### Task to complete
Scan the entries below and count the lines holding the string "this". Supply only the number.

### Listed records
-- begin --

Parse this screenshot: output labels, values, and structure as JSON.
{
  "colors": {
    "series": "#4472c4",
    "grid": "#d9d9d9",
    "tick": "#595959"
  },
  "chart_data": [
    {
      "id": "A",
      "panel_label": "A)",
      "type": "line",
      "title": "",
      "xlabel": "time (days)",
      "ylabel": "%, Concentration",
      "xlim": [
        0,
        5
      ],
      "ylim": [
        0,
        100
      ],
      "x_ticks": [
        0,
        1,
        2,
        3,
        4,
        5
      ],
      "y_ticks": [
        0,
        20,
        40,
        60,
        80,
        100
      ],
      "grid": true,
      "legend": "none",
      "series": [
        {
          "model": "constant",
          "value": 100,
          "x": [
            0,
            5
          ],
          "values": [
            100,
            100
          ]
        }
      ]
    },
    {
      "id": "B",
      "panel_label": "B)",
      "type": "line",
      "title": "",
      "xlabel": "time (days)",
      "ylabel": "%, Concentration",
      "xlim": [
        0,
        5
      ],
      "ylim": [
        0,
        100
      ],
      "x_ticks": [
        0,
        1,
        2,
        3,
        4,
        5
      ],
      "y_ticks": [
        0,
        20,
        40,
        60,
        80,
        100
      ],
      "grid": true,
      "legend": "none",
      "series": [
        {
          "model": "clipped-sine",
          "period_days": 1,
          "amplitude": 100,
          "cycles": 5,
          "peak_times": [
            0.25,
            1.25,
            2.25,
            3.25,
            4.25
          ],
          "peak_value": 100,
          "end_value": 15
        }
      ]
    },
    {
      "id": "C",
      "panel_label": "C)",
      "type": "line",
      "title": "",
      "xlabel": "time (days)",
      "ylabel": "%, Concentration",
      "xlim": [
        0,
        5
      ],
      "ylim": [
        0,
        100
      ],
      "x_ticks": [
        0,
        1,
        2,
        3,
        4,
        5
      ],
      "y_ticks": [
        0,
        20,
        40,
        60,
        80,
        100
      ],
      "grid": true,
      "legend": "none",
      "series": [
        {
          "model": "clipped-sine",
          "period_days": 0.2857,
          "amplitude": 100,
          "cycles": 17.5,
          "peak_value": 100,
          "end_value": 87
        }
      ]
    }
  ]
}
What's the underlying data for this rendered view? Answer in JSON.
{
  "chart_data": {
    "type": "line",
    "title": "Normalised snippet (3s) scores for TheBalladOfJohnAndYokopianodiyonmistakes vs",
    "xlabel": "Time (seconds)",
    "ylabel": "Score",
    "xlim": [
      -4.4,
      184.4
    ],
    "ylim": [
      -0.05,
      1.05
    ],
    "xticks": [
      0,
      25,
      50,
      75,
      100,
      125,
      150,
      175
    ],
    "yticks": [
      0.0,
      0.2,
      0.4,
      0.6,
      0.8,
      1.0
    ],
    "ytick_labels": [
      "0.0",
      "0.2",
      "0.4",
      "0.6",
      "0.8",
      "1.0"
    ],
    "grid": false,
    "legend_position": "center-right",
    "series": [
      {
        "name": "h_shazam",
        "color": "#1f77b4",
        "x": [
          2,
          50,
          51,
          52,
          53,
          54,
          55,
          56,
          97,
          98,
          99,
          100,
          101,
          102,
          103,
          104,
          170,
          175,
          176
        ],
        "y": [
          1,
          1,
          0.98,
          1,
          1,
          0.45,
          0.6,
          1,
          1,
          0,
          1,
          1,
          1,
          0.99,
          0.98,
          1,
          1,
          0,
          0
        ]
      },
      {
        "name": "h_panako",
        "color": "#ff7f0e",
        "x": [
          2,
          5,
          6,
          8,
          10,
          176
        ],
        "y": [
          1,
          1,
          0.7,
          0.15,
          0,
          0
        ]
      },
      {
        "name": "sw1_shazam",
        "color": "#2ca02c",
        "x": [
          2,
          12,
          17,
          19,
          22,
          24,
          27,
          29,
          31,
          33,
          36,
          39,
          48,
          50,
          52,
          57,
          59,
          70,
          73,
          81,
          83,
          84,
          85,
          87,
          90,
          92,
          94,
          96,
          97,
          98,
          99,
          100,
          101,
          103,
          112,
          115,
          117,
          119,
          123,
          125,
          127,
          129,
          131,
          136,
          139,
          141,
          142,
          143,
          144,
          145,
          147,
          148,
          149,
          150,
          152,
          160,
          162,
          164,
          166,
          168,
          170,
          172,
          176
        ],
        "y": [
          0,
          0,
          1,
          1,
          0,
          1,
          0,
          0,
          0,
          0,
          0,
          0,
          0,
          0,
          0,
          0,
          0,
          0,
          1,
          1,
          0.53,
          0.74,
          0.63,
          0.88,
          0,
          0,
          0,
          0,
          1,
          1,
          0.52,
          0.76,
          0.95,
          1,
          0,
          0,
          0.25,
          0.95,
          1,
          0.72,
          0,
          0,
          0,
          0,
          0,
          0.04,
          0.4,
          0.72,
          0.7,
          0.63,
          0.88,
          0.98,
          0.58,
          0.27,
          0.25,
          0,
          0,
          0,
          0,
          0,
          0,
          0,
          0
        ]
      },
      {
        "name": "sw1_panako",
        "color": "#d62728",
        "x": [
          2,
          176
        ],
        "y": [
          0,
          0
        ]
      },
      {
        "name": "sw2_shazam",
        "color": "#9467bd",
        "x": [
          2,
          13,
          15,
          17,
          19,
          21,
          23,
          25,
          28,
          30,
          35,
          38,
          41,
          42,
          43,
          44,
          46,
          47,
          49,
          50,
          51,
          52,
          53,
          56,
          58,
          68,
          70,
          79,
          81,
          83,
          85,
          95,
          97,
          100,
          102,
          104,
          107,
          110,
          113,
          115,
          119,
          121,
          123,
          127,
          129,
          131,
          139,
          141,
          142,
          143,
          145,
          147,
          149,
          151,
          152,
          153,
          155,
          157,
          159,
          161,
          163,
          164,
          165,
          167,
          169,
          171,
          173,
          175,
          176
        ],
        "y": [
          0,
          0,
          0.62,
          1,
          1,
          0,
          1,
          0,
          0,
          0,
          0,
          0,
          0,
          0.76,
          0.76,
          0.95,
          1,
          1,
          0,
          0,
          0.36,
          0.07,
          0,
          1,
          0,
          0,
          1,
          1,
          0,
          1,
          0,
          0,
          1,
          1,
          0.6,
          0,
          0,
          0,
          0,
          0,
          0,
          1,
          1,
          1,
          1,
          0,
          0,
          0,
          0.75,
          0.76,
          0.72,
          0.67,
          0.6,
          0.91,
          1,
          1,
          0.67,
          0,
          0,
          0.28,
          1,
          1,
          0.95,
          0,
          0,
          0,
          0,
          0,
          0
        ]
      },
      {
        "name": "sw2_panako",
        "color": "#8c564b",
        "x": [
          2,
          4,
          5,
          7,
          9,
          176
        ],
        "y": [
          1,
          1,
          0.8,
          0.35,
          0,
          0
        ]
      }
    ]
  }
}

-- end --

### Task solution
2